Stored records
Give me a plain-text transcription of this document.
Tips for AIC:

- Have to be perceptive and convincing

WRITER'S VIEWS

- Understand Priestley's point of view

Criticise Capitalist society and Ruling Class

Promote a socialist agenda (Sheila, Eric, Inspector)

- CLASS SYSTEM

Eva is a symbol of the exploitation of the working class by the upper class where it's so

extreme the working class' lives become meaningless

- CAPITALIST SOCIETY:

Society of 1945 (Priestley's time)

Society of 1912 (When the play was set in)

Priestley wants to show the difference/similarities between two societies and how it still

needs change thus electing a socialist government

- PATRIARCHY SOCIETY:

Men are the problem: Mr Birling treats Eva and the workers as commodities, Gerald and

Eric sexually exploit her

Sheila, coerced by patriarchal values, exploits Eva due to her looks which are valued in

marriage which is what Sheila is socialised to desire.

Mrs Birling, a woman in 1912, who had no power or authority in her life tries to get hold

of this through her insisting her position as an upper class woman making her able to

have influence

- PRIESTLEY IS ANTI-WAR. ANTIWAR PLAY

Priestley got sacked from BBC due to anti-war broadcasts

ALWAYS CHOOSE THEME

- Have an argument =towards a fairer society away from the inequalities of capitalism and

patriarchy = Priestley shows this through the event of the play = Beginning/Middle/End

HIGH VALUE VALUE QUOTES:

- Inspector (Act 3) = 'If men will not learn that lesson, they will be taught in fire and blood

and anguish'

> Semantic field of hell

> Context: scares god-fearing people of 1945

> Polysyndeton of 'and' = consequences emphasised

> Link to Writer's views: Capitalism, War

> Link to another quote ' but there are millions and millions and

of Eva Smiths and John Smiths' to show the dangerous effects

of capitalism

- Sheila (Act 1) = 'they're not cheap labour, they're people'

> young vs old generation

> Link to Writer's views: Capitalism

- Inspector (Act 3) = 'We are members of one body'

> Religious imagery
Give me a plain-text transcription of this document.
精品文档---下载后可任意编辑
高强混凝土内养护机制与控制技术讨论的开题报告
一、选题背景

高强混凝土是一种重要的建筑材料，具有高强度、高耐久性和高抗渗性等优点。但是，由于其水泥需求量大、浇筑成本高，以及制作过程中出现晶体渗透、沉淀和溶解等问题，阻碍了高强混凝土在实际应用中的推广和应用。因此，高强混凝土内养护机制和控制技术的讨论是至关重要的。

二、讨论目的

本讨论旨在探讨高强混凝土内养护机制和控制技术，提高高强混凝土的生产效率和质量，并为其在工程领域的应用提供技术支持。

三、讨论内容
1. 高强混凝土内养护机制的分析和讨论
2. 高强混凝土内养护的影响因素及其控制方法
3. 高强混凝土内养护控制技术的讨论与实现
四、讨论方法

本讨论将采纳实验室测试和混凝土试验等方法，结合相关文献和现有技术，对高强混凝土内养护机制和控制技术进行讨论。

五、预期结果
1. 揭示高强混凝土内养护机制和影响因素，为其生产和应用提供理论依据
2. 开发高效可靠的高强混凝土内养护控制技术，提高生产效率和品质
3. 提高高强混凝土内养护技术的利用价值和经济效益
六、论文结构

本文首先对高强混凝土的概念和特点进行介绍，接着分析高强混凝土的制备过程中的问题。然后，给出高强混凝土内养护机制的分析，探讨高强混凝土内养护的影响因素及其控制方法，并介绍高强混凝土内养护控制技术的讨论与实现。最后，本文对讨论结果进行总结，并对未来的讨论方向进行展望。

● Work instructions
List all lines above in which the string "woman" appears.

● Written solution
Mrs Birling, a woman in 1912, who had no power or authority in her life tries to get hold
of this through her insisting her position as an upper class woman making her able to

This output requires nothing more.